▼

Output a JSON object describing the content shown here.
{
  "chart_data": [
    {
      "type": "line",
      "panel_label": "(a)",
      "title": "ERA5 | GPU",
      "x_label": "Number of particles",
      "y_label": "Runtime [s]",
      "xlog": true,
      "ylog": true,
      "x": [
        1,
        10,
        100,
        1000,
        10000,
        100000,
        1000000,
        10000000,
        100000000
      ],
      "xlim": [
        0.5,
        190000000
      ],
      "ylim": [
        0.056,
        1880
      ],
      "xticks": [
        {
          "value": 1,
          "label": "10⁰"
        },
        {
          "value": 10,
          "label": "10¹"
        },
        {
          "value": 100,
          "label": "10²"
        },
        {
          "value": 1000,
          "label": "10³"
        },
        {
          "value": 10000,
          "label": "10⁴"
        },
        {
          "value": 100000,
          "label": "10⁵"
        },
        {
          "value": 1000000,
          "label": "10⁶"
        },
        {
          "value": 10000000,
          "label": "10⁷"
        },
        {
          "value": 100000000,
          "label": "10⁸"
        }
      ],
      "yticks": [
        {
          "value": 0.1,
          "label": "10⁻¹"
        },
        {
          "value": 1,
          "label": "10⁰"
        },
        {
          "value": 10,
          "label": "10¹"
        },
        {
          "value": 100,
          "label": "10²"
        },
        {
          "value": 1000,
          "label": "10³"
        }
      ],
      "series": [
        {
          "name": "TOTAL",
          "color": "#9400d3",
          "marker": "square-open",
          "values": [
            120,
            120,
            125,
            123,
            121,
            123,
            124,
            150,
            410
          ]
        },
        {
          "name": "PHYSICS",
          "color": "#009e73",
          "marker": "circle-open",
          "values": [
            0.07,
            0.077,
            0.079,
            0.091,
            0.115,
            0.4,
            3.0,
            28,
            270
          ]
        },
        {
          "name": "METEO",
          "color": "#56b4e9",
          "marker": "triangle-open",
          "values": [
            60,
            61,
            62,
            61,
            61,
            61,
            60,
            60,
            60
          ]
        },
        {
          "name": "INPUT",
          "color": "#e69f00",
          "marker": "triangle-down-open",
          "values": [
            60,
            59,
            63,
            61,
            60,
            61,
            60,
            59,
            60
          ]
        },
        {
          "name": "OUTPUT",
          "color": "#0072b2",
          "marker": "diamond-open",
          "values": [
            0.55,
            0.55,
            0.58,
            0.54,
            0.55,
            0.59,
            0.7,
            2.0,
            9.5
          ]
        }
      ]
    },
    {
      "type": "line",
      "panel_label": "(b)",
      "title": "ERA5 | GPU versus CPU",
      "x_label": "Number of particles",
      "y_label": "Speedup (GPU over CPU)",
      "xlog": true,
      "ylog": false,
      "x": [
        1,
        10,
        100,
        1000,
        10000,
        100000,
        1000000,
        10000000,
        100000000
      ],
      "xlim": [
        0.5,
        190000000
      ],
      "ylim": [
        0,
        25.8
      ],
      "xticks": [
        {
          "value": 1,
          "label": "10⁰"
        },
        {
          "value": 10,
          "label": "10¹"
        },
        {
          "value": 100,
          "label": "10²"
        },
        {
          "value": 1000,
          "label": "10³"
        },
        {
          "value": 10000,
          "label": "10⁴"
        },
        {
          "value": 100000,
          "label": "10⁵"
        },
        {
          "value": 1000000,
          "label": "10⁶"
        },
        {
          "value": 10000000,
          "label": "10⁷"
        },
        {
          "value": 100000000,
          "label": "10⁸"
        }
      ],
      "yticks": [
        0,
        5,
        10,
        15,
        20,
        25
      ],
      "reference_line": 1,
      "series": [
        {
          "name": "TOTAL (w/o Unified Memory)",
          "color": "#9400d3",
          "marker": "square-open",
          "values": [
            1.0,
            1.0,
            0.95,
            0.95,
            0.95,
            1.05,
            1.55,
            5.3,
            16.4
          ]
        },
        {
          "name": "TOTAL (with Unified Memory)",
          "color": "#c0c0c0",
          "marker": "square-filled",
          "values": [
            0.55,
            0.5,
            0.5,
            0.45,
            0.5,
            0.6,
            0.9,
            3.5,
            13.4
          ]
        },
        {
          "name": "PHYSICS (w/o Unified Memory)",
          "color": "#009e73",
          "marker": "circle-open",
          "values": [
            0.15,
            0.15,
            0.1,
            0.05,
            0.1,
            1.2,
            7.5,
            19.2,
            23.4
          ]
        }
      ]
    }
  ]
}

▲

Given problem. Give the records above again, word for word.

The response.
Output a JSON object describing the content shown here.
{
  "chart_data": [
    {
      "type": "line",
      "panel_label": "(a)",
      "title": "ERA5 | GPU",
      "x_label": "Number of particles",
      "y_label": "Runtime [s]",
      "xlog": true,
      "ylog": true,
      "x": [
        1,
        10,
        100,
        1000,
        10000,
        100000,
        1000000,
        10000000,
        100000000
      ],
      "xlim": [
        0.5,
        190000000
      ],
      "ylim": [
        0.056,
        1880
      ],
      "xticks": [
        {
          "value": 1,
          "label": "10⁰"
        },
        {
          "value": 10,
          "label": "10¹"
        },
        {
          "value": 100,
          "label": "10²"
        },
        {
          "value": 1000,
          "label": "10³"
        },
        {
          "value": 10000,
          "label": "10⁴"
        },
        {
          "value": 100000,
          "label": "10⁵"
        },
        {
          "value": 1000000,
          "label": "10⁶"
        },
        {
          "value": 10000000,
          "label": "10⁷"
        },
        {
          "value": 100000000,
          "label": "10⁸"
        }
      ],
      "yticks": [
        {
          "value": 0.1,
          "label": "10⁻¹"
        },
        {
          "value": 1,
          "label": "10⁰"
        },
        {
          "value": 10,
          "label": "10¹"
        },
        {
          "value": 100,
          "label": "10²"
        },
        {
          "value": 1000,
          "label": "10³"
        }
      ],
      "series": [
        {
          "name": "TOTAL",
          "color": "#9400d3",
          "marker": "square-open",
          "values": [
            120,
            120,
            125,
            123,
            121,
            123,
            124,
            150,
            410
          ]
        },
        {
          "name": "PHYSICS",
          "color": "#009e73",
          "marker": "circle-open",
          "values": [
            0.07,
            0.077,
            0.079,
            0.091,
            0.115,
            0.4,
            3.0,
            28,
            270
          ]
        },
        {
          "name": "METEO",
          "color": "#56b4e9",
          "marker": "triangle-open",
          "values": [
            60,
            61,
            62,
            61,
            61,
            61,
            60,
            60,
            60
          ]
        },
        {
          "name": "INPUT",
          "color": "#e69f00",
          "marker": "triangle-down-open",
          "values": [
            60,
            59,
            63,
            61,
            60,
            61,
            60,
            59,
            60
          ]
        },
        {
          "name": "OUTPUT",
          "color": "#0072b2",
          "marker": "diamond-open",
          "values": [
            0.55,
            0.55,
            0.58,
            0.54,
            0.55,
            0.59,
            0.7,
            2.0,
            9.5
          ]
        }
      ]
    },
    {
      "type": "line",
      "panel_label": "(b)",
      "title": "ERA5 | GPU versus CPU",
      "x_label": "Number of particles",
      "y_label": "Speedup (GPU over CPU)",
      "xlog": true,
      "ylog": false,
      "x": [
        1,
        10,
        100,
        1000,
        10000,
        100000,
        1000000,
        10000000,
        100000000
      ],
      "xlim": [
        0.5,
        190000000
      ],
      "ylim": [
        0,
        25.8
      ],
      "xticks": [
        {
          "value": 1,
          "label": "10⁰"
        },
        {
          "value": 10,
          "label": "10¹"
        },
        {
          "value": 100,
          "label": "10²"
        },
        {
          "value": 1000,
          "label": "10³"
        },
        {
          "value": 10000,
          "label": "10⁴"
        },
        {
          "value": 100000,
          "label": "10⁵"
        },
        {
          "value": 1000000,
          "label": "10⁶"
        },
        {
          "value": 10000000,
          "label": "10⁷"
        },
        {
          "value": 100000000,
          "label": "10⁸"
        }
      ],
      "yticks": [
        0,
        5,
        10,
        15,
        20,
        25
      ],
      "reference_line": 1,
      "series": [
        {
          "name": "TOTAL (w/o Unified Memory)",
          "color": "#9400d3",
          "marker": "square-open",
          "values": [
            1.0,
            1.0,
            0.95,
            0.95,
            0.95,
            1.05,
            1.55,
            5.3,
            16.4
          ]
        },
        {
          "name": "TOTAL (with Unified Memory)",
          "color": "#c0c0c0",
          "marker": "square-filled",
          "values": [
            0.55,
            0.5,
            0.5,
            0.45,
            0.5,
            0.6,
            0.9,
            3.5,
            13.4
          ]
        },
        {
          "name": "PHYSICS (w/o Unified Memory)",
          "color": "#009e73",
          "marker": "circle-open",
          "values": [
            0.15,
            0.15,
            0.1,
            0.05,
            0.1,
            1.2,
            7.5,
            19.2,
            23.4
          ]
        }
      ]
    }
  ]
}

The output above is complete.